> [GIVEN REQUEST]:
Repeat the material exactly, every line of it.

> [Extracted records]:
Start

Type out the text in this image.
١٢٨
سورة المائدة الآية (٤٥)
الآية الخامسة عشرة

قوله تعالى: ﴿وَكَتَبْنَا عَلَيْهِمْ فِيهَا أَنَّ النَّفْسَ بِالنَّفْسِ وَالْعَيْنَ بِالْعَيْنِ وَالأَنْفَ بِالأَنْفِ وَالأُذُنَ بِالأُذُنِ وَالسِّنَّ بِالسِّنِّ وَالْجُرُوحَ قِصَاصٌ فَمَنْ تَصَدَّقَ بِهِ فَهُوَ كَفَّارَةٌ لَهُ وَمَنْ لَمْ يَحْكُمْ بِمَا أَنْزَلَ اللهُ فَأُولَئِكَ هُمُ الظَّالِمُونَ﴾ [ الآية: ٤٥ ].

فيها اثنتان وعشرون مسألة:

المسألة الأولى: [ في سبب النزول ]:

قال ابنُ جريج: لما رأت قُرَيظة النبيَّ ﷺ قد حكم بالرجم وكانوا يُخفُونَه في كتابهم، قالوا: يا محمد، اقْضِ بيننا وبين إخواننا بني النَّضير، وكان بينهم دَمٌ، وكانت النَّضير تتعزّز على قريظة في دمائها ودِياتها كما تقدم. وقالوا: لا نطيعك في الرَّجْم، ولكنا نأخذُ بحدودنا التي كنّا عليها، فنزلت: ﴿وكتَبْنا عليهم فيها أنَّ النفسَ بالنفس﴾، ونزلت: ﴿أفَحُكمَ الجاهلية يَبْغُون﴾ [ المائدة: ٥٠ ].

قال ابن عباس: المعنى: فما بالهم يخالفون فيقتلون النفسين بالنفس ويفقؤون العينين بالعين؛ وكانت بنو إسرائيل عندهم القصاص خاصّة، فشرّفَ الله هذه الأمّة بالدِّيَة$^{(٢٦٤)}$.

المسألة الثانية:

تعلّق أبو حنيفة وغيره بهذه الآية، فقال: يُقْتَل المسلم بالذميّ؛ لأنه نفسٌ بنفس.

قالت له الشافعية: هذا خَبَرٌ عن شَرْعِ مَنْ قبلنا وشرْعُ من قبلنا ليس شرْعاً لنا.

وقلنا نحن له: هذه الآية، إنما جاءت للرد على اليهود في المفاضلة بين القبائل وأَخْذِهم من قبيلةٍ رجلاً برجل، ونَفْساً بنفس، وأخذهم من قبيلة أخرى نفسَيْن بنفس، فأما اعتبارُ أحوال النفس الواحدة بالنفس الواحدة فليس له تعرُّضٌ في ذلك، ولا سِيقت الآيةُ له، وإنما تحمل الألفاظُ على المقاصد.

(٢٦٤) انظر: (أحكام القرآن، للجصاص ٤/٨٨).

End

> [EXERCISE ANSWER]:
Type out the text in this image.
١٢٨
سورة المائدة الآية (٤٥)
الآية الخامسة عشرة

قوله تعالى: ﴿وَكَتَبْنَا عَلَيْهِمْ فِيهَا أَنَّ النَّفْسَ بِالنَّفْسِ وَالْعَيْنَ بِالْعَيْنِ وَالأَنْفَ بِالأَنْفِ وَالأُذُنَ بِالأُذُنِ وَالسِّنَّ بِالسِّنِّ وَالْجُرُوحَ قِصَاصٌ فَمَنْ تَصَدَّقَ بِهِ فَهُوَ كَفَّارَةٌ لَهُ وَمَنْ لَمْ يَحْكُمْ بِمَا أَنْزَلَ اللهُ فَأُولَئِكَ هُمُ الظَّالِمُونَ﴾ [ الآية: ٤٥ ].

فيها اثنتان وعشرون مسألة:

المسألة الأولى: [ في سبب النزول ]:

قال ابنُ جريج: لما رأت قُرَيظة النبيَّ ﷺ قد حكم بالرجم وكانوا يُخفُونَه في كتابهم، قالوا: يا محمد، اقْضِ بيننا وبين إخواننا بني النَّضير، وكان بينهم دَمٌ، وكانت النَّضير تتعزّز على قريظة في دمائها ودِياتها كما تقدم. وقالوا: لا نطيعك في الرَّجْم، ولكنا نأخذُ بحدودنا التي كنّا عليها، فنزلت: ﴿وكتَبْنا عليهم فيها أنَّ النفسَ بالنفس﴾، ونزلت: ﴿أفَحُكمَ الجاهلية يَبْغُون﴾ [ المائدة: ٥٠ ].

قال ابن عباس: المعنى: فما بالهم يخالفون فيقتلون النفسين بالنفس ويفقؤون العينين بالعين؛ وكانت بنو إسرائيل عندهم القصاص خاصّة، فشرّفَ الله هذه الأمّة بالدِّيَة$^{(٢٦٤)}$.

المسألة الثانية:

تعلّق أبو حنيفة وغيره بهذه الآية، فقال: يُقْتَل المسلم بالذميّ؛ لأنه نفسٌ بنفس.

قالت له الشافعية: هذا خَبَرٌ عن شَرْعِ مَنْ قبلنا وشرْعُ من قبلنا ليس شرْعاً لنا.

وقلنا نحن له: هذه الآية، إنما جاءت للرد على اليهود في المفاضلة بين القبائل وأَخْذِهم من قبيلةٍ رجلاً برجل، ونَفْساً بنفس، وأخذهم من قبيلة أخرى نفسَيْن بنفس، فأما اعتبارُ أحوال النفس الواحدة بالنفس الواحدة فليس له تعرُّضٌ في ذلك، ولا سِيقت الآيةُ له، وإنما تحمل الألفاظُ على المقاصد.

(٢٦٤) انظر: (أحكام القرآن، للجصاص ٤/٨٨).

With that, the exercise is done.